**TASK REQUIREMENTS:**
Set down the full listing exactly, character for character.

**INPUT RECORDS:**
▽

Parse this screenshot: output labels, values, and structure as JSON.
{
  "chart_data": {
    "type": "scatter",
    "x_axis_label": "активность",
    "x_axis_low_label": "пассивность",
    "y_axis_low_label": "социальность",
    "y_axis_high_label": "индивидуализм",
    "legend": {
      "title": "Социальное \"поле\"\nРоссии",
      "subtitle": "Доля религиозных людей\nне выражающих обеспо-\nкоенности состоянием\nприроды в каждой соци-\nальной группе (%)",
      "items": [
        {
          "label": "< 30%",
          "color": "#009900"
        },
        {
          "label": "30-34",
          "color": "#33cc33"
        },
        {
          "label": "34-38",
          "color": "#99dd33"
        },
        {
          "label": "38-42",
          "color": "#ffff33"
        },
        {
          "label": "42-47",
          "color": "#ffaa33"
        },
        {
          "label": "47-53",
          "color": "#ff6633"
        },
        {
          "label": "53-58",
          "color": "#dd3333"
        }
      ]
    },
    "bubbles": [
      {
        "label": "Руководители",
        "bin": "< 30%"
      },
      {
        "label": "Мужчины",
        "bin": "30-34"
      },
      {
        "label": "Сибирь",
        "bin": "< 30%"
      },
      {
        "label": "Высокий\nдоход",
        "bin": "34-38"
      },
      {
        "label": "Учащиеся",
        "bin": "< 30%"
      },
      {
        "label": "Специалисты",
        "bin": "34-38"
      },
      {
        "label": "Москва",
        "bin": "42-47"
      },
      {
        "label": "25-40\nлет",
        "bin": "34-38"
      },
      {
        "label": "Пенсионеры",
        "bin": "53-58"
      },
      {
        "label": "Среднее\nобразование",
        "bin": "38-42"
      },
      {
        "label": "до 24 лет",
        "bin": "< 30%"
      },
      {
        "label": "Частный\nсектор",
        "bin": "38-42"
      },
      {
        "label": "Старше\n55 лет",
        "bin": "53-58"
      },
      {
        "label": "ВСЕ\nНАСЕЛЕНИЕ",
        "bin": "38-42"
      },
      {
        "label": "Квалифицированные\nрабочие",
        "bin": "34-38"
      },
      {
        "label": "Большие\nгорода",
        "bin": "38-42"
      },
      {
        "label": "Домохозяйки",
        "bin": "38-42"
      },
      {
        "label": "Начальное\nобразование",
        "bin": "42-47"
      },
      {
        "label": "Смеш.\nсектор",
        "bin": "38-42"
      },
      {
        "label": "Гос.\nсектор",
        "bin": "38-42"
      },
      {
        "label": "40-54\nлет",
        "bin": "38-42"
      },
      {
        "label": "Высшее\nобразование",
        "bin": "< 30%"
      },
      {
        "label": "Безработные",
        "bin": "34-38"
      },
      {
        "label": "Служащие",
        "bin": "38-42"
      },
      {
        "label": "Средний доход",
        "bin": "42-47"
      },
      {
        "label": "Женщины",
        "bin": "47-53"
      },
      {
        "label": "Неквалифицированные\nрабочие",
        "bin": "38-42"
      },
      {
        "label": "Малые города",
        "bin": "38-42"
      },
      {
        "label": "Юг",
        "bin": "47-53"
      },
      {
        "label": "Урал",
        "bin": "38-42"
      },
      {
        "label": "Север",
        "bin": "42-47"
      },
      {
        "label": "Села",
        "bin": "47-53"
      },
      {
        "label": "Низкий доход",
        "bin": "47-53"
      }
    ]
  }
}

△

**ANSWER FOR THE TASK:**
Parse this screenshot: output labels, values, and structure as JSON.
{
  "chart_data": {
    "type": "scatter",
    "x_axis_label": "активность",
    "x_axis_low_label": "пассивность",
    "y_axis_low_label": "социальность",
    "y_axis_high_label": "индивидуализм",
    "legend": {
      "title": "Социальное \"поле\"\nРоссии",
      "subtitle": "Доля религиозных людей\nне выражающих обеспо-\nкоенности состоянием\nприроды в каждой соци-\nальной группе (%)",
      "items": [
        {
          "label": "< 30%",
          "color": "#009900"
        },
        {
          "label": "30-34",
          "color": "#33cc33"
        },
        {
          "label": "34-38",
          "color": "#99dd33"
        },
        {
          "label": "38-42",
          "color": "#ffff33"
        },
        {
          "label": "42-47",
          "color": "#ffaa33"
        },
        {
          "label": "47-53",
          "color": "#ff6633"
        },
        {
          "label": "53-58",
          "color": "#dd3333"
        }
      ]
    },
    "bubbles": [
      {
        "label": "Руководители",
        "bin": "< 30%"
      },
      {
        "label": "Мужчины",
        "bin": "30-34"
      },
      {
        "label": "Сибирь",
        "bin": "< 30%"
      },
      {
        "label": "Высокий\nдоход",
        "bin": "34-38"
      },
      {
        "label": "Учащиеся",
        "bin": "< 30%"
      },
      {
        "label": "Специалисты",
        "bin": "34-38"
      },
      {
        "label": "Москва",
        "bin": "42-47"
      },
      {
        "label": "25-40\nлет",
        "bin": "34-38"
      },
      {
        "label": "Пенсионеры",
        "bin": "53-58"
      },
      {
        "label": "Среднее\nобразование",
        "bin": "38-42"
      },
      {
        "label": "до 24 лет",
        "bin": "< 30%"
      },
      {
        "label": "Частный\nсектор",
        "bin": "38-42"
      },
      {
        "label": "Старше\n55 лет",
        "bin": "53-58"
      },
      {
        "label": "ВСЕ\nНАСЕЛЕНИЕ",
        "bin": "38-42"
      },
      {
        "label": "Квалифицированные\nрабочие",
        "bin": "34-38"
      },
      {
        "label": "Большие\nгорода",
        "bin": "38-42"
      },
      {
        "label": "Домохозяйки",
        "bin": "38-42"
      },
      {
        "label": "Начальное\nобразование",
        "bin": "42-47"
      },
      {
        "label": "Смеш.\nсектор",
        "bin": "38-42"
      },
      {
        "label": "Гос.\nсектор",
        "bin": "38-42"
      },
      {
        "label": "40-54\nлет",
        "bin": "38-42"
      },
      {
        "label": "Высшее\nобразование",
        "bin": "< 30%"
      },
      {
        "label": "Безработные",
        "bin": "34-38"
      },
      {
        "label": "Служащие",
        "bin": "38-42"
      },
      {
        "label": "Средний доход",
        "bin": "42-47"
      },
      {
        "label": "Женщины",
        "bin": "47-53"
      },
      {
        "label": "Неквалифицированные\nрабочие",
        "bin": "38-42"
      },
      {
        "label": "Малые города",
        "bin": "38-42"
      },
      {
        "label": "Юг",
        "bin": "47-53"
      },
      {
        "label": "Урал",
        "bin": "38-42"
      },
      {
        "label": "Север",
        "bin": "42-47"
      },
      {
        "label": "Села",
        "bin": "47-53"
      },
      {
        "label": "Низкий доход",
        "bin": "47-53"
      }
    ]
  }
}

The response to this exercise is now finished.